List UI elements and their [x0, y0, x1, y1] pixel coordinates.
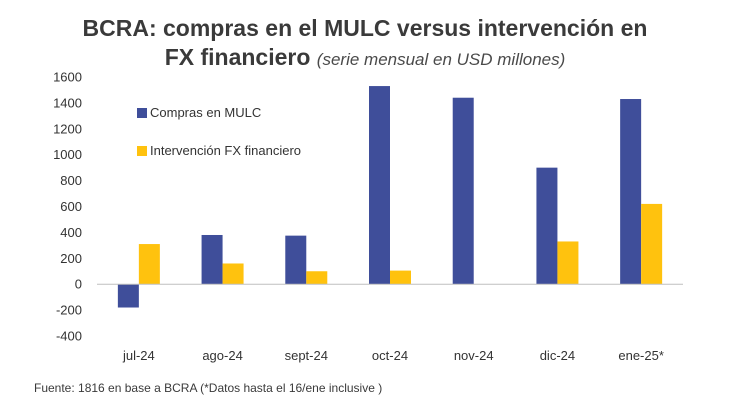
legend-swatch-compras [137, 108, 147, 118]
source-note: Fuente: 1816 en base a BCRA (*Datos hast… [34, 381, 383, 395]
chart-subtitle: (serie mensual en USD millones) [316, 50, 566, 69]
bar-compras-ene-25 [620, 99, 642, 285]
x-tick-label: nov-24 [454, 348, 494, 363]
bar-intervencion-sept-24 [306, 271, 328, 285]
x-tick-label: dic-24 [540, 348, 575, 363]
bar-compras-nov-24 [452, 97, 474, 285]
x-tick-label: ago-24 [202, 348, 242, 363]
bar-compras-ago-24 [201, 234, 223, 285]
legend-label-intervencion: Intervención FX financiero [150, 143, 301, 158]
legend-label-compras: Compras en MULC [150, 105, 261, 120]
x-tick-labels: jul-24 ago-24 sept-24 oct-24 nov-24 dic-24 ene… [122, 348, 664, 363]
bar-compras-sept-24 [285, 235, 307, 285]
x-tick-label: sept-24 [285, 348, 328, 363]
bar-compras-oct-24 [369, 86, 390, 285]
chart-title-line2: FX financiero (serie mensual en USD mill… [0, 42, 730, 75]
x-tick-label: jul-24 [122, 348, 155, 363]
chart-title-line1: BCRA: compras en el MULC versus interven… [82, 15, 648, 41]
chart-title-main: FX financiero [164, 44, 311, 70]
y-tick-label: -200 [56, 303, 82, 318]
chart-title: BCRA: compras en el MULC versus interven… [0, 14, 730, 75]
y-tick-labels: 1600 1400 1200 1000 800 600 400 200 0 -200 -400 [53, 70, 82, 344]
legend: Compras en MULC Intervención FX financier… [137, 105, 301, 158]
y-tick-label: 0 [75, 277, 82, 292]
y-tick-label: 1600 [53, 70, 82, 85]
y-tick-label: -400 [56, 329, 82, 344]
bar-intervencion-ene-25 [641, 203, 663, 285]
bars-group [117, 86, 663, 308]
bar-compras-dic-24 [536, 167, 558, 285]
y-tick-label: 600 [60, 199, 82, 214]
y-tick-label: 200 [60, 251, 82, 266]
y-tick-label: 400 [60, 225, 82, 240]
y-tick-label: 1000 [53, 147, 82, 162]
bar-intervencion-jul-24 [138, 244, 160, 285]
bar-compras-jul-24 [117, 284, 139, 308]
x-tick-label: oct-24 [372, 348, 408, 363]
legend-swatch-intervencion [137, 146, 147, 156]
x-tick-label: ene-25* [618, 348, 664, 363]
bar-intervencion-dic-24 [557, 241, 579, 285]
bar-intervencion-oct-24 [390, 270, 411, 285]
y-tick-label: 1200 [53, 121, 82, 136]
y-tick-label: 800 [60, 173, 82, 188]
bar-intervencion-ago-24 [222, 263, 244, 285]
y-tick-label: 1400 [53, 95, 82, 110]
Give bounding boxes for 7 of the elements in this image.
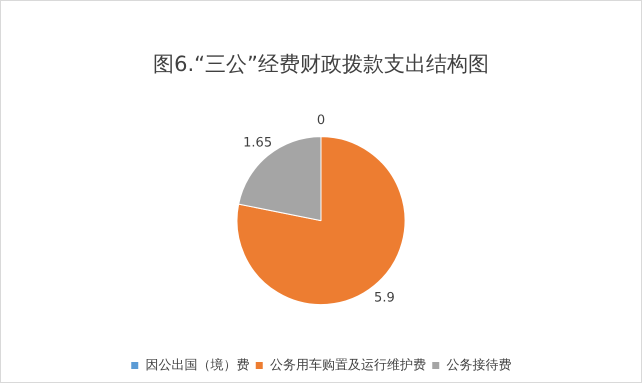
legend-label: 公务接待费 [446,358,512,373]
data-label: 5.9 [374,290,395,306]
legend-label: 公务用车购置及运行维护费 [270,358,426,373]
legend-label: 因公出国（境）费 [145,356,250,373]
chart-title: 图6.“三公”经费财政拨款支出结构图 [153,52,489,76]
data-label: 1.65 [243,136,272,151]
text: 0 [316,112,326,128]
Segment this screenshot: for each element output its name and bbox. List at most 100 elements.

■ STATED GOAL ■
Rewrite all of the material above, replacing "elements" with "components" everywhere and leaving everything else unchanged. Omit the pictures from your answer.

■ WRITTEN SOLUTION ■
List UI components and their [x0, y0, x1, y1] pixel coordinates.
legend-swatch-compras [137, 108, 147, 118]
source-note: Fuente: 1816 en base a BCRA (*Datos hast… [34, 381, 383, 395]
chart-subtitle: (serie mensual en USD millones) [316, 50, 566, 69]
bar-compras-ene-25 [620, 99, 642, 285]
x-tick-label: nov-24 [454, 348, 494, 363]
bar-intervencion-sept-24 [306, 271, 328, 285]
x-tick-label: dic-24 [540, 348, 575, 363]
bar-compras-nov-24 [452, 97, 474, 285]
x-tick-label: ago-24 [202, 348, 242, 363]
bar-compras-ago-24 [201, 234, 223, 285]
legend-label-intervencion: Intervención FX financiero [150, 143, 301, 158]
legend-label-compras: Compras en MULC [150, 105, 261, 120]
x-tick-labels: jul-24 ago-24 sept-24 oct-24 nov-24 dic-24 ene… [122, 348, 664, 363]
bar-compras-sept-24 [285, 235, 307, 285]
x-tick-label: sept-24 [285, 348, 328, 363]
bar-compras-oct-24 [369, 86, 390, 285]
chart-title-line2: FX financiero (serie mensual en USD mill… [0, 42, 730, 75]
x-tick-label: jul-24 [122, 348, 155, 363]
chart-title-line1: BCRA: compras en el MULC versus interven… [82, 15, 648, 41]
chart-title-main: FX financiero [164, 44, 311, 70]
y-tick-label: -200 [56, 303, 82, 318]
chart-title: BCRA: compras en el MULC versus interven… [0, 14, 730, 75]
y-tick-labels: 1600 1400 1200 1000 800 600 400 200 0 -200 -400 [53, 70, 82, 344]
legend: Compras en MULC Intervención FX financier… [137, 105, 301, 158]
y-tick-label: 0 [75, 277, 82, 292]
y-tick-label: 1600 [53, 70, 82, 85]
y-tick-label: -400 [56, 329, 82, 344]
bar-intervencion-ene-25 [641, 203, 663, 285]
bars-group [117, 86, 663, 308]
bar-compras-dic-24 [536, 167, 558, 285]
y-tick-label: 600 [60, 199, 82, 214]
y-tick-label: 200 [60, 251, 82, 266]
y-tick-label: 400 [60, 225, 82, 240]
y-tick-label: 1000 [53, 147, 82, 162]
bar-intervencion-jul-24 [138, 244, 160, 285]
bar-compras-jul-24 [117, 284, 139, 308]
x-tick-label: oct-24 [372, 348, 408, 363]
legend-swatch-intervencion [137, 146, 147, 156]
x-tick-label: ene-25* [618, 348, 664, 363]
bar-intervencion-dic-24 [557, 241, 579, 285]
bar-intervencion-oct-24 [390, 270, 411, 285]
y-tick-label: 1200 [53, 121, 82, 136]
y-tick-label: 800 [60, 173, 82, 188]
bar-intervencion-ago-24 [222, 263, 244, 285]
y-tick-label: 1400 [53, 95, 82, 110]
Give bounding boxes for 7 of the components in this image.
legend-label: 公务接待费 [446,358,512,373]
data-label: 5.9 [374,290,395,306]
legend-label: 公务用车购置及运行维护费 [270,358,426,373]
legend-label: 因公出国（境）费 [145,356,250,373]
chart-title: 图6.“三公”经费财政拨款支出结构图 [153,52,489,76]
data-label: 1.65 [243,136,272,151]
text: 0 [316,112,326,128]
Segment this screenshot: for each element output its name and bbox. List at most 100 components.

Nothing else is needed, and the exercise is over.